Figure content listings
-*-*-
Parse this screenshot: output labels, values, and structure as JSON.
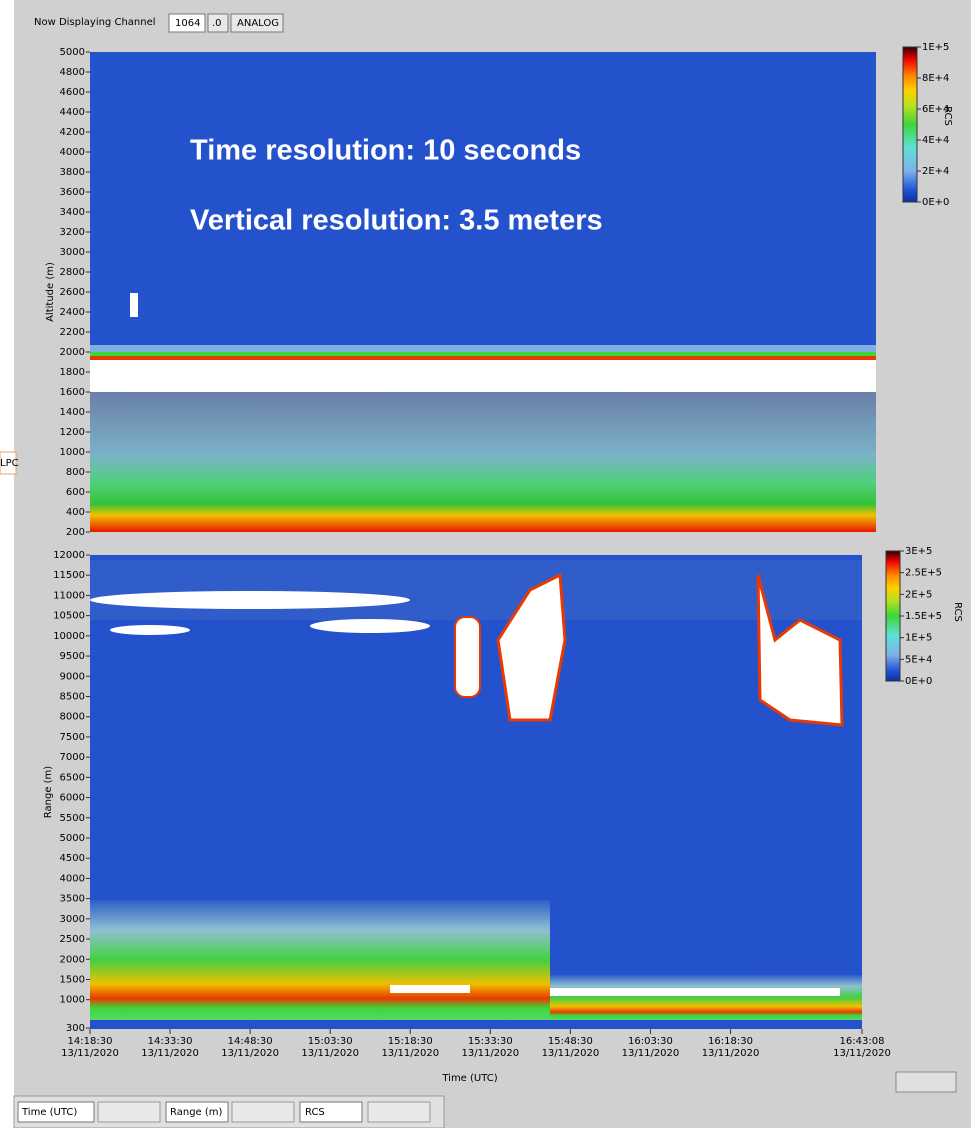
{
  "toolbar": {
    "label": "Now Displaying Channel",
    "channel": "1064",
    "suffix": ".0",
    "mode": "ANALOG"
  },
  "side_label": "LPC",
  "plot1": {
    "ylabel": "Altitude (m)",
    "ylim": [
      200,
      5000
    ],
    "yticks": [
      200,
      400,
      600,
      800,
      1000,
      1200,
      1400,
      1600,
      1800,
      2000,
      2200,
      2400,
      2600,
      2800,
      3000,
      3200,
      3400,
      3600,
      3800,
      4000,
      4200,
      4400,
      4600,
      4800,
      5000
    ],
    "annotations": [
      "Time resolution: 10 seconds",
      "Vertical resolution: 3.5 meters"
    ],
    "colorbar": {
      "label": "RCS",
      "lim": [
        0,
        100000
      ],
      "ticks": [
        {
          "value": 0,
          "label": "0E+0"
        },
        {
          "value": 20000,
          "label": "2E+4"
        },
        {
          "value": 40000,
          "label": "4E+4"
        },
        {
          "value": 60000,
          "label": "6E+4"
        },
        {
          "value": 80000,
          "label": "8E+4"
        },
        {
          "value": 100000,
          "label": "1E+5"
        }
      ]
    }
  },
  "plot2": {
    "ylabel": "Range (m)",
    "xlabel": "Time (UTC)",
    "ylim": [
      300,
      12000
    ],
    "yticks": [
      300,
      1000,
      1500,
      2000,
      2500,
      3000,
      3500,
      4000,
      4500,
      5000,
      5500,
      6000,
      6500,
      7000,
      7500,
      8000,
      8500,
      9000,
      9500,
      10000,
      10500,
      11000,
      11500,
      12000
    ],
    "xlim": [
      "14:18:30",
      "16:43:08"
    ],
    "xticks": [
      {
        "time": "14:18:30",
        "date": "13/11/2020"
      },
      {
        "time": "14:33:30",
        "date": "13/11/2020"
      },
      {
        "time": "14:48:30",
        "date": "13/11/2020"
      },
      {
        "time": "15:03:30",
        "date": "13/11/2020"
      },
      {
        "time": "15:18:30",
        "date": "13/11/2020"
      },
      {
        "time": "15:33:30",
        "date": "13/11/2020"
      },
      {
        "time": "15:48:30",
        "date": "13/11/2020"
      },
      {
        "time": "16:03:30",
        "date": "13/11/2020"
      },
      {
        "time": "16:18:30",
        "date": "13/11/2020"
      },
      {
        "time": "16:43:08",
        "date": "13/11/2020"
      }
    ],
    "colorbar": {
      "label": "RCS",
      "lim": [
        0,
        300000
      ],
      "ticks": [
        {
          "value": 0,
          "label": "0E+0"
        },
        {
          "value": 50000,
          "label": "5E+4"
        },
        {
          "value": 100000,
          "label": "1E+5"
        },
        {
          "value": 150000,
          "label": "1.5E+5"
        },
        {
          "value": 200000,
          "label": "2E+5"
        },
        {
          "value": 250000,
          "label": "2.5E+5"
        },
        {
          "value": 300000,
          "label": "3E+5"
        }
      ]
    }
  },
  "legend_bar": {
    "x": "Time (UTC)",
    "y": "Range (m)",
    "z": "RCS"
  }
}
-*-*-
▶ _TO DO_:
Transcribe the records above verbatim. Do not carry over any picture.

▶ _OUTPUT BELOW_:
Parse this screenshot: output labels, values, and structure as JSON.
{
  "toolbar": {
    "label": "Now Displaying Channel",
    "channel": "1064",
    "suffix": ".0",
    "mode": "ANALOG"
  },
  "side_label": "LPC",
  "plot1": {
    "ylabel": "Altitude (m)",
    "ylim": [
      200,
      5000
    ],
    "yticks": [
      200,
      400,
      600,
      800,
      1000,
      1200,
      1400,
      1600,
      1800,
      2000,
      2200,
      2400,
      2600,
      2800,
      3000,
      3200,
      3400,
      3600,
      3800,
      4000,
      4200,
      4400,
      4600,
      4800,
      5000
    ],
    "annotations": [
      "Time resolution: 10 seconds",
      "Vertical resolution: 3.5 meters"
    ],
    "colorbar": {
      "label": "RCS",
      "lim": [
        0,
        100000
      ],
      "ticks": [
        {
          "value": 0,
          "label": "0E+0"
        },
        {
          "value": 20000,
          "label": "2E+4"
        },
        {
          "value": 40000,
          "label": "4E+4"
        },
        {
          "value": 60000,
          "label": "6E+4"
        },
        {
          "value": 80000,
          "label": "8E+4"
        },
        {
          "value": 100000,
          "label": "1E+5"
        }
      ]
    }
  },
  "plot2": {
    "ylabel": "Range (m)",
    "xlabel": "Time (UTC)",
    "ylim": [
      300,
      12000
    ],
    "yticks": [
      300,
      1000,
      1500,
      2000,
      2500,
      3000,
      3500,
      4000,
      4500,
      5000,
      5500,
      6000,
      6500,
      7000,
      7500,
      8000,
      8500,
      9000,
      9500,
      10000,
      10500,
      11000,
      11500,
      12000
    ],
    "xlim": [
      "14:18:30",
      "16:43:08"
    ],
    "xticks": [
      {
        "time": "14:18:30",
        "date": "13/11/2020"
      },
      {
        "time": "14:33:30",
        "date": "13/11/2020"
      },
      {
        "time": "14:48:30",
        "date": "13/11/2020"
      },
      {
        "time": "15:03:30",
        "date": "13/11/2020"
      },
      {
        "time": "15:18:30",
        "date": "13/11/2020"
      },
      {
        "time": "15:33:30",
        "date": "13/11/2020"
      },
      {
        "time": "15:48:30",
        "date": "13/11/2020"
      },
      {
        "time": "16:03:30",
        "date": "13/11/2020"
      },
      {
        "time": "16:18:30",
        "date": "13/11/2020"
      },
      {
        "time": "16:43:08",
        "date": "13/11/2020"
      }
    ],
    "colorbar": {
      "label": "RCS",
      "lim": [
        0,
        300000
      ],
      "ticks": [
        {
          "value": 0,
          "label": "0E+0"
        },
        {
          "value": 50000,
          "label": "5E+4"
        },
        {
          "value": 100000,
          "label": "1E+5"
        },
        {
          "value": 150000,
          "label": "1.5E+5"
        },
        {
          "value": 200000,
          "label": "2E+5"
        },
        {
          "value": 250000,
          "label": "2.5E+5"
        },
        {
          "value": 300000,
          "label": "3E+5"
        }
      ]
    }
  },
  "legend_bar": {
    "x": "Time (UTC)",
    "y": "Range (m)",
    "z": "RCS"
  }
}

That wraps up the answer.